• [To do]
Wherever the word "sortir" appears in a line, extract that line.

• [Dataset content]
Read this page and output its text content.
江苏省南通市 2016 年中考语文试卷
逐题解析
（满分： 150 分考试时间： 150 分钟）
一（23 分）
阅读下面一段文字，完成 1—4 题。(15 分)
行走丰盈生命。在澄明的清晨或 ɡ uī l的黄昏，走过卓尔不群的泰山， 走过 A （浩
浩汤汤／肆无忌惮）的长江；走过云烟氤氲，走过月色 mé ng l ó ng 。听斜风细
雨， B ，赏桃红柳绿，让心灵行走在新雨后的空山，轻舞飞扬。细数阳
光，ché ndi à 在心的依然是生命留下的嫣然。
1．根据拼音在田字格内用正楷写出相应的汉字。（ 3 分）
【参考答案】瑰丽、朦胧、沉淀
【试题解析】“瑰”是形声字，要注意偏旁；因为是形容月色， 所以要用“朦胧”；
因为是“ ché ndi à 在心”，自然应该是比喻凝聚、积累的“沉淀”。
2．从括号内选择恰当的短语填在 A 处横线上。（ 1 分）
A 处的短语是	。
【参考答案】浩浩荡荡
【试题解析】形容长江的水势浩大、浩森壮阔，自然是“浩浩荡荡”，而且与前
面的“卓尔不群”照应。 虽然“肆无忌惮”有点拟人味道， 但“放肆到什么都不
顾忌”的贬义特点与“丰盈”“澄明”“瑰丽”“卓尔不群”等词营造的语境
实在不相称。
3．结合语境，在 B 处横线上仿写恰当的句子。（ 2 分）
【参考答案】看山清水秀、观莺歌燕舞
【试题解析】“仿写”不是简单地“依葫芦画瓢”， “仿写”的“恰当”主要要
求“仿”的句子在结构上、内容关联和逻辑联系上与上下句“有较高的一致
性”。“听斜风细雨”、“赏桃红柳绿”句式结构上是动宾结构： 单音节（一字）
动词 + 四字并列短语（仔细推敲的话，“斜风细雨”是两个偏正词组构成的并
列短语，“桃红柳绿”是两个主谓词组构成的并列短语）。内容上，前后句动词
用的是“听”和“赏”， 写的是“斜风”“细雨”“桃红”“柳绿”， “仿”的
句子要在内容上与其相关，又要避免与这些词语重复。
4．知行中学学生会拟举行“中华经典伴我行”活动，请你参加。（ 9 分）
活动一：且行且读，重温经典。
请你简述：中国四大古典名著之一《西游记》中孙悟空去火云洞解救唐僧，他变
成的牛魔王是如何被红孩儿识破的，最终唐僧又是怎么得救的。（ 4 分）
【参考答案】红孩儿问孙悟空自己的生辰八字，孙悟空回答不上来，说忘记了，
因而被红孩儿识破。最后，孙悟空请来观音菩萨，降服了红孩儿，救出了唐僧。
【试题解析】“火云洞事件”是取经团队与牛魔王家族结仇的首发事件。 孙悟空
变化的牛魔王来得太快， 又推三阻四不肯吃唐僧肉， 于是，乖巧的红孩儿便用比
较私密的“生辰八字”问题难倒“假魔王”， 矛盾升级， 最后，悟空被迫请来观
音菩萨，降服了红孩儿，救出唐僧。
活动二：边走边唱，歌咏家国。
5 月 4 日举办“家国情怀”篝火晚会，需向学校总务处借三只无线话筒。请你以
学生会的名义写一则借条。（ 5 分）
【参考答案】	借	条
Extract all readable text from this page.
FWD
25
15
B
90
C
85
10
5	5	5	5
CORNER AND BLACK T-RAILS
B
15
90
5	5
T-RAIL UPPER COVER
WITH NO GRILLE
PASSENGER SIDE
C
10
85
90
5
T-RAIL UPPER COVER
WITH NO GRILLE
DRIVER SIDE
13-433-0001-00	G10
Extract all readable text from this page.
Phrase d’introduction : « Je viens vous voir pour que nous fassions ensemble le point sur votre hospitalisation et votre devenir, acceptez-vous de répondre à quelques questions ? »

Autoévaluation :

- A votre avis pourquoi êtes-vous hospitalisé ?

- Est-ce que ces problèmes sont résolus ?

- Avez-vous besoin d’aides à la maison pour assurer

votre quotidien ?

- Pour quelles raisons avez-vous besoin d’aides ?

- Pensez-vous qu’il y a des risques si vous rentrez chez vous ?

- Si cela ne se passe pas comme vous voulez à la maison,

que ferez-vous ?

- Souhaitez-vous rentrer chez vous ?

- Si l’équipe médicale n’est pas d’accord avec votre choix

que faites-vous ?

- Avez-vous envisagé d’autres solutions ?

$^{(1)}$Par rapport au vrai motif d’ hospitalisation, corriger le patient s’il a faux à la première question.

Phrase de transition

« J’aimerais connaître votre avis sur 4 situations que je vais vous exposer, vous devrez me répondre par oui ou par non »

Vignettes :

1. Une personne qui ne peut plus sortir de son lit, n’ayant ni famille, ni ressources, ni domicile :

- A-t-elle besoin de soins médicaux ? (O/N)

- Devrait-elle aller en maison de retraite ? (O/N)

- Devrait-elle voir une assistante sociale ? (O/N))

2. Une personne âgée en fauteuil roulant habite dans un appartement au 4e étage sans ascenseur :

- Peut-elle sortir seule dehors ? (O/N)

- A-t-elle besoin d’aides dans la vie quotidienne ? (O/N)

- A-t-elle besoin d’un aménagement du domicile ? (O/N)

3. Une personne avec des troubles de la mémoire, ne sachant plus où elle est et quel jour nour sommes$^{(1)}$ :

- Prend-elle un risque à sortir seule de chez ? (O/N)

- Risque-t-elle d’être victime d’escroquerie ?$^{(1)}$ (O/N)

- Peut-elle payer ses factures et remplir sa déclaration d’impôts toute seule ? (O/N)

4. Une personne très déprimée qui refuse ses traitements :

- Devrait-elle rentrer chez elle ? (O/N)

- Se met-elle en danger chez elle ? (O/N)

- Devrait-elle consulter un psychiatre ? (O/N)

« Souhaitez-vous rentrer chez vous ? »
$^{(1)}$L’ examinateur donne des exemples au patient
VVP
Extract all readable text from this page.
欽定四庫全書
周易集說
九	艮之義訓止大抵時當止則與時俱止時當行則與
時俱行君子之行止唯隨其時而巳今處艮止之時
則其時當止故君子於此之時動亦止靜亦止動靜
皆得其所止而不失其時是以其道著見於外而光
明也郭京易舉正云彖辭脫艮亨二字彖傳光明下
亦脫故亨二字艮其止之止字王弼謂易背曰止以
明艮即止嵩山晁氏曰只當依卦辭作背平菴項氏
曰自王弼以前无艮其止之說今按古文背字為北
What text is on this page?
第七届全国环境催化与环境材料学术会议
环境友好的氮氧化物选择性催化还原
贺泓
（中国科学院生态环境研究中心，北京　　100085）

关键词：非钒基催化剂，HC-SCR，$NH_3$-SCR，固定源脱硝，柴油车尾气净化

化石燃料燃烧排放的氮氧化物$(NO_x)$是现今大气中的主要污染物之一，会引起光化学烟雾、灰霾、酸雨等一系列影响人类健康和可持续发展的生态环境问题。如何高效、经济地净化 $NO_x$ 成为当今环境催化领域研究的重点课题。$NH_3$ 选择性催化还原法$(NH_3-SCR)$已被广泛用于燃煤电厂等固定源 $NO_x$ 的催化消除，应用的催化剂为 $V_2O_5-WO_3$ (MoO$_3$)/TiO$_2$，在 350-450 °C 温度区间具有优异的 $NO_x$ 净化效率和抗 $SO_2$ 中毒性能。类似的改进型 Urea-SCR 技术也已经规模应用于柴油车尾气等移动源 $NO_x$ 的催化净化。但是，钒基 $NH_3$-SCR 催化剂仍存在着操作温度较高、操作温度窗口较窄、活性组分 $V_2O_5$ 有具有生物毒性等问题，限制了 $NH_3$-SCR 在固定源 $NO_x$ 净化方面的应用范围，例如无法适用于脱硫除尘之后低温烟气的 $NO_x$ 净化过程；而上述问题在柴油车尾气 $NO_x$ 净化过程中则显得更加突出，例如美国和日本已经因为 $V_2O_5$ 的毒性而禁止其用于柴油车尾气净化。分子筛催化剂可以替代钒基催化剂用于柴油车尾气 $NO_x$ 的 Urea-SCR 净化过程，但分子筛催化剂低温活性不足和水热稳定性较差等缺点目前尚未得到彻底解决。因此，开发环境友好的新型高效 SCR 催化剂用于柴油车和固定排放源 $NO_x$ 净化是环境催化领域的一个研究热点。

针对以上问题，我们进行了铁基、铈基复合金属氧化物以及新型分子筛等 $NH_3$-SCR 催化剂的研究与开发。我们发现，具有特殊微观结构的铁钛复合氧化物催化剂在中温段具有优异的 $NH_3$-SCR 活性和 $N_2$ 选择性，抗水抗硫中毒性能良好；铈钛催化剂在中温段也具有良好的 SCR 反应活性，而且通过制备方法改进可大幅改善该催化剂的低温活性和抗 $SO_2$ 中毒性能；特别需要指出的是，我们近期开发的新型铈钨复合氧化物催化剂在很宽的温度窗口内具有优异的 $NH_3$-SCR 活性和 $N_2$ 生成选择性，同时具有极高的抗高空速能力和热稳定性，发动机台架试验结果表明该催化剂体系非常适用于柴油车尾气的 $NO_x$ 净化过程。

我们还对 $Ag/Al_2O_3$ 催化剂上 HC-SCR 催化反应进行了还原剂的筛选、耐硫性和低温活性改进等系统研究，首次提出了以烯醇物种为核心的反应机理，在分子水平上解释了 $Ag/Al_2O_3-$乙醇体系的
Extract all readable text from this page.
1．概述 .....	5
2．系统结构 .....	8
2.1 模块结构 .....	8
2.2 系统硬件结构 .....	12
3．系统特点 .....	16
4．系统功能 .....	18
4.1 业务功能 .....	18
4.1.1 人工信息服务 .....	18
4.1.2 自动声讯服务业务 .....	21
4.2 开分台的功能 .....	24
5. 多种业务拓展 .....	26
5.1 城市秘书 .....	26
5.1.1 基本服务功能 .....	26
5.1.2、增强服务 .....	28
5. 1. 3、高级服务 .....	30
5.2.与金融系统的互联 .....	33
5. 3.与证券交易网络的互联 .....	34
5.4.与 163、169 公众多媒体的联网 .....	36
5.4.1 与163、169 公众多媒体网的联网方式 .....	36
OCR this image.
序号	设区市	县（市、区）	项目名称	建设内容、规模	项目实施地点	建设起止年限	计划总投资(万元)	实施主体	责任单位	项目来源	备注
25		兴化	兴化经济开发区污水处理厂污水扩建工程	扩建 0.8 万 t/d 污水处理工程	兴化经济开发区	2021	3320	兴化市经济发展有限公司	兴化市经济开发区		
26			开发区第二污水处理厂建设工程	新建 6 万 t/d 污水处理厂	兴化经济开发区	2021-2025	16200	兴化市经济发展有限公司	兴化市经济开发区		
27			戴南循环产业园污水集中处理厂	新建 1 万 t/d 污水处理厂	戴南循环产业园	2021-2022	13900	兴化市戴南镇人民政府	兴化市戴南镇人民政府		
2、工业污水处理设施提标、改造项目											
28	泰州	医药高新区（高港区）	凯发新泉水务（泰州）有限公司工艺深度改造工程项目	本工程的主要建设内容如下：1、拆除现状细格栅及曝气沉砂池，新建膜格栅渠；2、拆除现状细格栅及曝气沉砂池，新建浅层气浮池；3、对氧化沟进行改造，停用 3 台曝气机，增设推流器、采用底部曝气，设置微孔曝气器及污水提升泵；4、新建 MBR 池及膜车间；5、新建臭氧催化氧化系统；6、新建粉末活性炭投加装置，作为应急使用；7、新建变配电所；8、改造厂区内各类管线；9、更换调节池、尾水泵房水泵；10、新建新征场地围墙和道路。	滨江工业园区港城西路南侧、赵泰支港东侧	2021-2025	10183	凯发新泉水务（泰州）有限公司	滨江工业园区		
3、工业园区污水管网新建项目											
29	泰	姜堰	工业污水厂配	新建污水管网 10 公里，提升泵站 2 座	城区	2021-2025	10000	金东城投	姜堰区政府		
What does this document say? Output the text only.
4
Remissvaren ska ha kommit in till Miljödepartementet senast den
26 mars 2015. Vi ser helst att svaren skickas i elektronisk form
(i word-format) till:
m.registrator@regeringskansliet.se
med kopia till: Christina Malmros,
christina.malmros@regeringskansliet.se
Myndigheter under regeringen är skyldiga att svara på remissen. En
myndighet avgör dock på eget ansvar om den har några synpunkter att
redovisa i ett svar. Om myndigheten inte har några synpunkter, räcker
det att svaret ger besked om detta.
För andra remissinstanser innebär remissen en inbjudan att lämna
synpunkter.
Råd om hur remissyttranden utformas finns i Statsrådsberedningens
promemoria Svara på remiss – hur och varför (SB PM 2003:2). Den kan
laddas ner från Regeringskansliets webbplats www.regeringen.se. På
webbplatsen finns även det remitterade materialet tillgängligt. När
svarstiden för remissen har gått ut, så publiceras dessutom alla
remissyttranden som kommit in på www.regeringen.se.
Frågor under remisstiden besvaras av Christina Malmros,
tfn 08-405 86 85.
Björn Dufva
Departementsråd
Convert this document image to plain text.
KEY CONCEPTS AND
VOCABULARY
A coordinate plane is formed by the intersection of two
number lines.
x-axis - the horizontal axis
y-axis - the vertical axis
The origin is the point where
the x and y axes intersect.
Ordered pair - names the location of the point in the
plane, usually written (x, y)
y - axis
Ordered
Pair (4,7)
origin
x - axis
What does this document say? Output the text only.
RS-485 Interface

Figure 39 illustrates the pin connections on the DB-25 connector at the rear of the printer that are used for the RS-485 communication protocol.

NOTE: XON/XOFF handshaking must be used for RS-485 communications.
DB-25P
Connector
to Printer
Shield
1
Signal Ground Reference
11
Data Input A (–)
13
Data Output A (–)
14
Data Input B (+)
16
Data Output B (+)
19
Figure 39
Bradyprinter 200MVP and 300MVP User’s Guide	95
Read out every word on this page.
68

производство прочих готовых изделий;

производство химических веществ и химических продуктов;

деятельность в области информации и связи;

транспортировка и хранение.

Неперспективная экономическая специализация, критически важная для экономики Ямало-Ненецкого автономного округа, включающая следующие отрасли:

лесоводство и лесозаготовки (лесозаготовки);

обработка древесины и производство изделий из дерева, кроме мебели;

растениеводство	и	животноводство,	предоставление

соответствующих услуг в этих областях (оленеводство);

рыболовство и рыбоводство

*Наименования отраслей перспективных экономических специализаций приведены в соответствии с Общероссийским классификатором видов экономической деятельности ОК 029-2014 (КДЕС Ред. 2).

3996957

• [Result below]
1. Une personne qui ne peut plus sortir de son lit, n’ayant ni famille, ni ressources, ni domicile :
- Peut-elle sortir seule dehors ? (O/N)
- Prend-elle un risque à sortir seule de chez ? (O/N)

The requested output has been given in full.